Exercise description
Extract every line from the records below that contains the word "JSON".

— start Material provided —

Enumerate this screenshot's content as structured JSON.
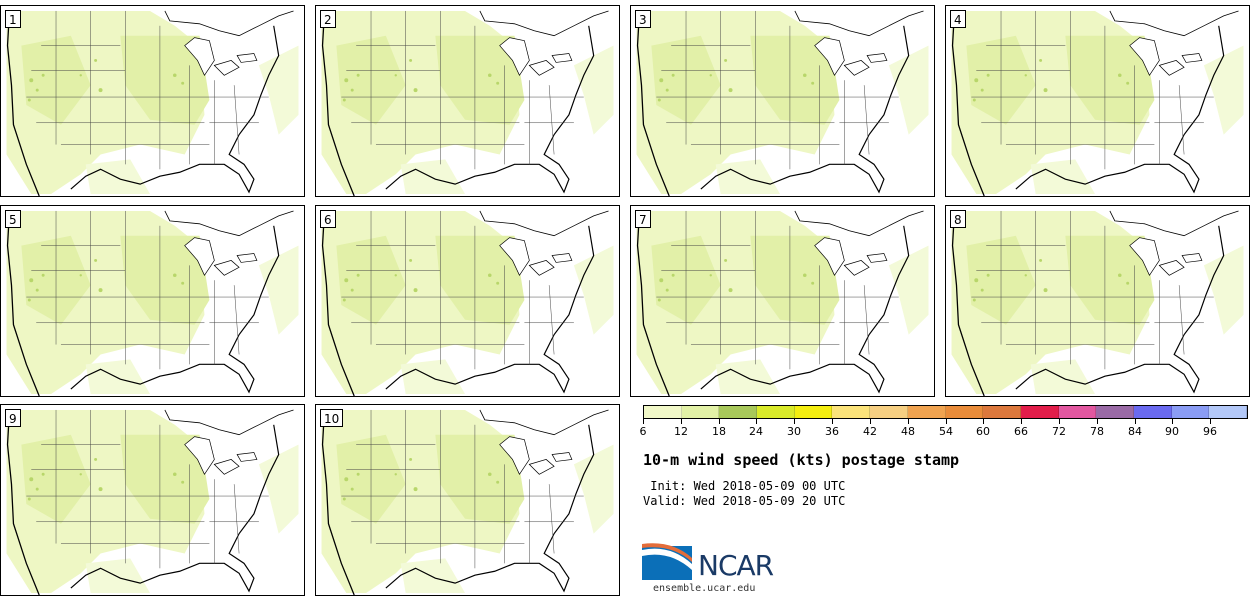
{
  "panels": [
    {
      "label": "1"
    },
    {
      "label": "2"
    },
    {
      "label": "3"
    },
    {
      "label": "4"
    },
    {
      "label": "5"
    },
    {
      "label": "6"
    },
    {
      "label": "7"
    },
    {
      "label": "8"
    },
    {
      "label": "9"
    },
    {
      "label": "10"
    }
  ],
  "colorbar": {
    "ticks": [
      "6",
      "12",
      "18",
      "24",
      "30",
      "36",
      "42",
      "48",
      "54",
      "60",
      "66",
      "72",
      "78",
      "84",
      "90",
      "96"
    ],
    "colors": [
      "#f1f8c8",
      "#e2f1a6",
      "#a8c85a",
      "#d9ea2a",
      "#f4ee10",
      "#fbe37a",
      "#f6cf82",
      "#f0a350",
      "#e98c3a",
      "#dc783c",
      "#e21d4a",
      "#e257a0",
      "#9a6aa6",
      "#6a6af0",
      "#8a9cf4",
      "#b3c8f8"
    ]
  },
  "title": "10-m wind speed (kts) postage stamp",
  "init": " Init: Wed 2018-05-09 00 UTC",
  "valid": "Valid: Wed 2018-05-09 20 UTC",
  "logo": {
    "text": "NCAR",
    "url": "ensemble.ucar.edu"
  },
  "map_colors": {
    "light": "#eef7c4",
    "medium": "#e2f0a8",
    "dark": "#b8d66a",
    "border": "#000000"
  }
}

— end Material provided —
— start Material provided —

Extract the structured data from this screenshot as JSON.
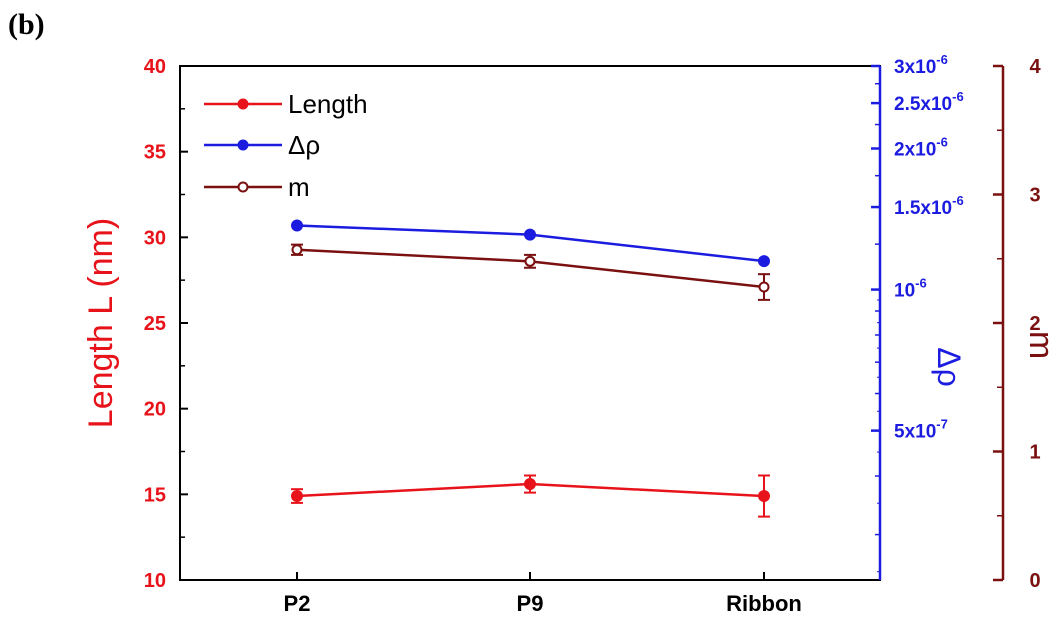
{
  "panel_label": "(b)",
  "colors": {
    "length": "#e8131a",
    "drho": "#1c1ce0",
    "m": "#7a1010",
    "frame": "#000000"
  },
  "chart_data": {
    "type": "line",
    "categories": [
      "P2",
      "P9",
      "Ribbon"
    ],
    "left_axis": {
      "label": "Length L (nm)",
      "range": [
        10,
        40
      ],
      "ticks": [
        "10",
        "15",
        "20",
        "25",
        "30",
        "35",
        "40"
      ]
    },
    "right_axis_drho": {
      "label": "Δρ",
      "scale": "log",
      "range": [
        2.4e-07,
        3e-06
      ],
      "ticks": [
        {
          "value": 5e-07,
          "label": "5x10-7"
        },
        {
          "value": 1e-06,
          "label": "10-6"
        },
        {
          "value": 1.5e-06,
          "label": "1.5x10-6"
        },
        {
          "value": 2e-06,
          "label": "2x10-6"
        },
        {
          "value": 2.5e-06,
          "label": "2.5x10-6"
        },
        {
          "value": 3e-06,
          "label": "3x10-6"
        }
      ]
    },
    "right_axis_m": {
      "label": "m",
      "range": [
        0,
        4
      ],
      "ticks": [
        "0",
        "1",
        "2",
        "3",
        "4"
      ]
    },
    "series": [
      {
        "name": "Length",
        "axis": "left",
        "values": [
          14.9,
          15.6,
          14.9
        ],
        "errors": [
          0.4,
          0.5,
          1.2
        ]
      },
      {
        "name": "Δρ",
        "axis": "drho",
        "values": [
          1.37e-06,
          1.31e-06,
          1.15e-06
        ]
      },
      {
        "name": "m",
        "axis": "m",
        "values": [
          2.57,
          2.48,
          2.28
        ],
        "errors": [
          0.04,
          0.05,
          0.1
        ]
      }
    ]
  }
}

— end Material provided —

Answer to this exercise
Enumerate this screenshot's content as structured JSON.
Extract the structured data from this screenshot as JSON.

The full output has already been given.